╭──

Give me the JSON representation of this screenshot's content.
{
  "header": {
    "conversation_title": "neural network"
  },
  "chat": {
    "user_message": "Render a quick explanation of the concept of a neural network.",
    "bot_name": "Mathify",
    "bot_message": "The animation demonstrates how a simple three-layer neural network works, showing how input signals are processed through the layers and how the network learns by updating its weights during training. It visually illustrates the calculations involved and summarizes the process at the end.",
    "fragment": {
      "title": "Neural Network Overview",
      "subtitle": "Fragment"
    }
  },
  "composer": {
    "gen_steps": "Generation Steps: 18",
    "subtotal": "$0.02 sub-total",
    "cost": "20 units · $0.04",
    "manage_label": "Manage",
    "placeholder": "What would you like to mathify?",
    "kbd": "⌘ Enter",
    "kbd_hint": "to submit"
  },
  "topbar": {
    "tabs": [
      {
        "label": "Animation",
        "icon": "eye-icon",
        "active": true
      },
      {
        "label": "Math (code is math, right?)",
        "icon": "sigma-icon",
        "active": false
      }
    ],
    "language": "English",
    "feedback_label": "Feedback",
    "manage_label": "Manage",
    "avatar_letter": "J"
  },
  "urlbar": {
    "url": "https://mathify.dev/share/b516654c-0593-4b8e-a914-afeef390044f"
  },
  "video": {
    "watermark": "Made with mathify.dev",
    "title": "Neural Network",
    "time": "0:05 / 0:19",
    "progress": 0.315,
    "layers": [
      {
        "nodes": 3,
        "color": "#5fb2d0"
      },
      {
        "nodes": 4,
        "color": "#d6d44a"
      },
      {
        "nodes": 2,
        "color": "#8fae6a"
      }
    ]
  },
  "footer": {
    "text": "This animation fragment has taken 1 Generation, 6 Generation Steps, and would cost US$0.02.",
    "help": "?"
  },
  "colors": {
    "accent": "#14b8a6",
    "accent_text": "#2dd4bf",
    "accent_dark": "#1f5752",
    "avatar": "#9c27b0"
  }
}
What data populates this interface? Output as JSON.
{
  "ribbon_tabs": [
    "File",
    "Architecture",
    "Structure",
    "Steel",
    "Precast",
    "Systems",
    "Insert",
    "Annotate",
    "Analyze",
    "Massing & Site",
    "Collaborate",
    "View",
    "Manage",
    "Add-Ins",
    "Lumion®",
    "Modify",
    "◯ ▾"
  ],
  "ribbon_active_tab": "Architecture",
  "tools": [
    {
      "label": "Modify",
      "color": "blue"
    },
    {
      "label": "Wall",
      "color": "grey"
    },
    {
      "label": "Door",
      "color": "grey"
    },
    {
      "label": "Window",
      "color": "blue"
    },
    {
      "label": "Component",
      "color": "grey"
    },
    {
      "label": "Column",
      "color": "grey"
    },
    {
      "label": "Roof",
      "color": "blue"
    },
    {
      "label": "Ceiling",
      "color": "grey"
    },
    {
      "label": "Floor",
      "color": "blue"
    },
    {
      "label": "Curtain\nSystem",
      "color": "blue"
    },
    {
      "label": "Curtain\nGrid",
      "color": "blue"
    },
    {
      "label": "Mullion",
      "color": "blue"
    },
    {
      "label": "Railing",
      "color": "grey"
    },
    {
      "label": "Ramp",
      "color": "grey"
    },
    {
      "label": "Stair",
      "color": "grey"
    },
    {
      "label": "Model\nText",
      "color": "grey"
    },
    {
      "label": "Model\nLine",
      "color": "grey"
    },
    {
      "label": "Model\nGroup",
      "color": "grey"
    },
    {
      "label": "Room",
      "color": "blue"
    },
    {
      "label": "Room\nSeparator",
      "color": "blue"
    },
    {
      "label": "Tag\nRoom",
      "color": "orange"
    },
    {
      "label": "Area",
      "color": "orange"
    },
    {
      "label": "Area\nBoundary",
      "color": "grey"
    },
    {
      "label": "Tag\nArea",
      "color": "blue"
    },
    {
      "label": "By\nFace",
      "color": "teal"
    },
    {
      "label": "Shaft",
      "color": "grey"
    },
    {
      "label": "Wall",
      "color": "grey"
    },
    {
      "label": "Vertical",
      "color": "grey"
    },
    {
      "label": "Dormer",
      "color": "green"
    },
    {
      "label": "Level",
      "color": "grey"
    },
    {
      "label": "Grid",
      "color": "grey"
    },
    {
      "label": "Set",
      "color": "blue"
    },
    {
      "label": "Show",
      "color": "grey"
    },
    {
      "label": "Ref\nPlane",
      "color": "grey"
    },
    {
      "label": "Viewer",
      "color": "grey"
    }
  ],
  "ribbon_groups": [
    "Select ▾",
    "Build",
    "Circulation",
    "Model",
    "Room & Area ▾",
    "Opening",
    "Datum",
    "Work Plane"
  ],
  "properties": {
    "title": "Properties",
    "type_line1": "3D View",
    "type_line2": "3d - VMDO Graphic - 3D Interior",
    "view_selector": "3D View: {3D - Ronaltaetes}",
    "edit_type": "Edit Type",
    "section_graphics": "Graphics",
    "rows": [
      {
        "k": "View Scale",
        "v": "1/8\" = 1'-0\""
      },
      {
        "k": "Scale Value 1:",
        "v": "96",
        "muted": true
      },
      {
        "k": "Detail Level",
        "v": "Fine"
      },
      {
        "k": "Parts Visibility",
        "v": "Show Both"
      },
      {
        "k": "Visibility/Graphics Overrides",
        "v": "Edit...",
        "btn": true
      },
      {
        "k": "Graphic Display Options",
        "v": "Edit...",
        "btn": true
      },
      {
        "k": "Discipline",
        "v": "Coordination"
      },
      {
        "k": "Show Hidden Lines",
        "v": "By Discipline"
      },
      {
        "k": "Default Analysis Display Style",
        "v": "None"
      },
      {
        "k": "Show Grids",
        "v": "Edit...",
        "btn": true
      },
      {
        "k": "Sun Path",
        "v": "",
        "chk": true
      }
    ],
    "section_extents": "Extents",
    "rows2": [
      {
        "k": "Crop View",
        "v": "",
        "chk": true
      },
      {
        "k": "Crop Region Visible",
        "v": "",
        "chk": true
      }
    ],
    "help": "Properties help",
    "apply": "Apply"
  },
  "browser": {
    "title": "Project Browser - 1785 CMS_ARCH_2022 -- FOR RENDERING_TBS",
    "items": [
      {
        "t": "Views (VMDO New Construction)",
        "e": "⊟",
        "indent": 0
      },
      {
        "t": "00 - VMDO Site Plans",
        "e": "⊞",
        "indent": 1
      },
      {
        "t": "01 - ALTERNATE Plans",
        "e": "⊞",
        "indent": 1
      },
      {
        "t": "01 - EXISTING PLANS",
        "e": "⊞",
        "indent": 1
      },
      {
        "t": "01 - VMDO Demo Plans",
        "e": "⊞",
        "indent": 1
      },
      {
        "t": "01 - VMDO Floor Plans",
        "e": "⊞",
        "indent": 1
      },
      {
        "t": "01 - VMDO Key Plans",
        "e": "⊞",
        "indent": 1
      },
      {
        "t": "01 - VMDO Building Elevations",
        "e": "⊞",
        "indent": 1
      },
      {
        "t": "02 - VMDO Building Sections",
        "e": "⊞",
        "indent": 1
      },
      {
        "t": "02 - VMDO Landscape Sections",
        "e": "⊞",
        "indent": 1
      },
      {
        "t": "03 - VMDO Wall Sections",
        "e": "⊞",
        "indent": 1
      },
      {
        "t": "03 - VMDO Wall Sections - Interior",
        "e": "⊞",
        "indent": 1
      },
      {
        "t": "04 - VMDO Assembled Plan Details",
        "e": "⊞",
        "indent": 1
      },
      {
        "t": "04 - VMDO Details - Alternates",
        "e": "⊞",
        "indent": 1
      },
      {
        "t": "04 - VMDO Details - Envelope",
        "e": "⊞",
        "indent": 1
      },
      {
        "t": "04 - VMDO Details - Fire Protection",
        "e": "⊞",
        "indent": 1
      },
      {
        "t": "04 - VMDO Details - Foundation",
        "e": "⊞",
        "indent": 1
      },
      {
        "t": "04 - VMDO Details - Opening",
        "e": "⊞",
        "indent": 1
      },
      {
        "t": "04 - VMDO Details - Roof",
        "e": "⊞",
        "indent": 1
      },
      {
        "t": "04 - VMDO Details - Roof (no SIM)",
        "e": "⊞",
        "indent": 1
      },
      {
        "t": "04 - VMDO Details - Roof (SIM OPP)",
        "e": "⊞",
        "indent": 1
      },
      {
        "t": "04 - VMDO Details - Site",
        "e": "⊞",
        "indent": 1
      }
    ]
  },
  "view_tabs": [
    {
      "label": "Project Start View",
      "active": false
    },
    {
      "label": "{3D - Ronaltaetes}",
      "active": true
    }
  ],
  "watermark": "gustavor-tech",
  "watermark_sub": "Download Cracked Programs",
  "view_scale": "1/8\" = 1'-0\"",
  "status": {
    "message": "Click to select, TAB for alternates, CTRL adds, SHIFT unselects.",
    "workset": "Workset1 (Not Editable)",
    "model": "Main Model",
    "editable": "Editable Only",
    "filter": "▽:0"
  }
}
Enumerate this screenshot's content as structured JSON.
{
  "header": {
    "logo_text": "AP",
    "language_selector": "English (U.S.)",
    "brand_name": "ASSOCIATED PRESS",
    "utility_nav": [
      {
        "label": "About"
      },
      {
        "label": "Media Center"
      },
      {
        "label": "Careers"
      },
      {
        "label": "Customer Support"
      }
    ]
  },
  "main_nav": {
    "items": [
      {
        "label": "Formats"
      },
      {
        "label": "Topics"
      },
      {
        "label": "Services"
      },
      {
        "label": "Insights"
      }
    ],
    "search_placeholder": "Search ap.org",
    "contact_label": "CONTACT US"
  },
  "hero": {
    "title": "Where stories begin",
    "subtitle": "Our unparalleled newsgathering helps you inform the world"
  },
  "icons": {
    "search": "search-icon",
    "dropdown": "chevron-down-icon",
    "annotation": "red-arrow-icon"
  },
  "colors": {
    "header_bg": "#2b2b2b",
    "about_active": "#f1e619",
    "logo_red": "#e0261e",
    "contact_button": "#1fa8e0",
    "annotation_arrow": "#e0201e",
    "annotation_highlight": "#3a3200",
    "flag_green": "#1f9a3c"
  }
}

╰──

Each line in the listing above that contains "Editable" should be copied.

EXERCISE RESULT:
    "workset": "Workset1 (Not Editable)",
    "editable": "Editable Only",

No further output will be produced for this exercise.